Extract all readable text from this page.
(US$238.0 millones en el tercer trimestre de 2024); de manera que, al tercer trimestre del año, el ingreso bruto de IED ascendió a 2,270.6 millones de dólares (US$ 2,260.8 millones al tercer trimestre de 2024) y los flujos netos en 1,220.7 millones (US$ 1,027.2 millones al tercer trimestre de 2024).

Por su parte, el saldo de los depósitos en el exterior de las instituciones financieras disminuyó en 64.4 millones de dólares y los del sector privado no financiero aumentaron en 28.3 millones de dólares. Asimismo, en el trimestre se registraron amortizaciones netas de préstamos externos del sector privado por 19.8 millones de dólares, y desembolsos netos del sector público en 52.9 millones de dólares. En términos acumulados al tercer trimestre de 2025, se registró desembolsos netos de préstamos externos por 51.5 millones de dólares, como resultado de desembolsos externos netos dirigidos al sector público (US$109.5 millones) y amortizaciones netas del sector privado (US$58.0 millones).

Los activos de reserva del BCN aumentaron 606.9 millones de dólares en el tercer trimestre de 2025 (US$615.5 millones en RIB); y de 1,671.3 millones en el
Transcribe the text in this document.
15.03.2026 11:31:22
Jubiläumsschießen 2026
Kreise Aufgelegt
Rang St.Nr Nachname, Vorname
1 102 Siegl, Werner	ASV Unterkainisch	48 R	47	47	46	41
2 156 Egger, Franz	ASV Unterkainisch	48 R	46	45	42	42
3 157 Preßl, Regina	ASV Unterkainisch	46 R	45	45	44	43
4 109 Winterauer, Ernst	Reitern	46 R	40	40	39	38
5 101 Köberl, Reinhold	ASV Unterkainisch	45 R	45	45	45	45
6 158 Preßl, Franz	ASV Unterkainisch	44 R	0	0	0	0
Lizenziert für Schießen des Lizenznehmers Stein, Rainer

§ **OBJECTIVE**
In the entries above, find every line with the word "this" and list it.

§ **WRITTEN RESPONSE**
Extract all readable text from this page.
Transcribe the text in this document.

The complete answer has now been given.